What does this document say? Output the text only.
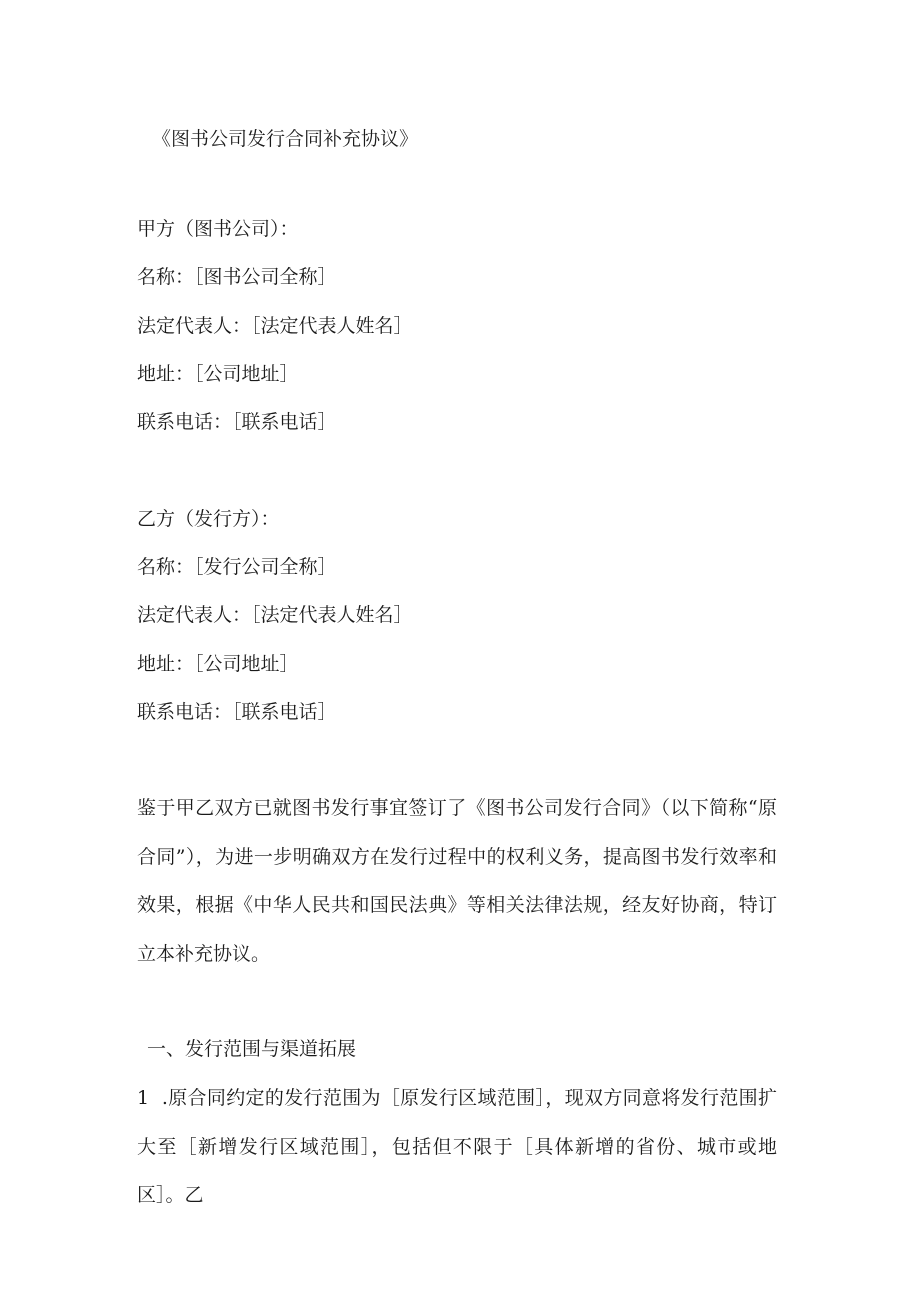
《图书公司发行合同补充协议》
甲方（图书公司）：
名称：［图书公司全称］
法定代表人：［法定代表人姓名］
地址：［公司地址］
联系电话：［联系电话］
乙方（发行方）：
名称：［发行公司全称］
法定代表人：［法定代表人姓名］
地址：［公司地址］
联系电话：［联系电话］
鉴于甲乙双方已就图书发行事宜签订了《图书公司发行合同》（以下简称“原合同”），为进一步明确双方在发行过程中的权利义务，提高图书发行效率和效果，根据《中华人民共和国民法典》等相关法律法规，经友好协商，特订立本补充协议。
一、发行范围与渠道拓展
1  .原合同约定的发行范围为［原发行区域范围］，现双方同意将发行范围扩大至［新增发行区域范围］，包括但不限于［具体新增的省份、城市或地区］。乙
--- --- ---
- _Do this_:
Verbatim reproduction of every record is required; images are left out.

- _Solution to this exercise_:
What does this document say? Output the text only.
《图书公司发行合同补充协议》
甲方（图书公司）：
名称：［图书公司全称］
法定代表人：［法定代表人姓名］
地址：［公司地址］
联系电话：［联系电话］
乙方（发行方）：
名称：［发行公司全称］
法定代表人：［法定代表人姓名］
地址：［公司地址］
联系电话：［联系电话］
鉴于甲乙双方已就图书发行事宜签订了《图书公司发行合同》（以下简称“原合同”），为进一步明确双方在发行过程中的权利义务，提高图书发行效率和效果，根据《中华人民共和国民法典》等相关法律法规，经友好协商，特订立本补充协议。
一、发行范围与渠道拓展
1  .原合同约定的发行范围为［原发行区域范围］，现双方同意将发行范围扩大至［新增发行区域范围］，包括但不限于［具体新增的省份、城市或地区］。乙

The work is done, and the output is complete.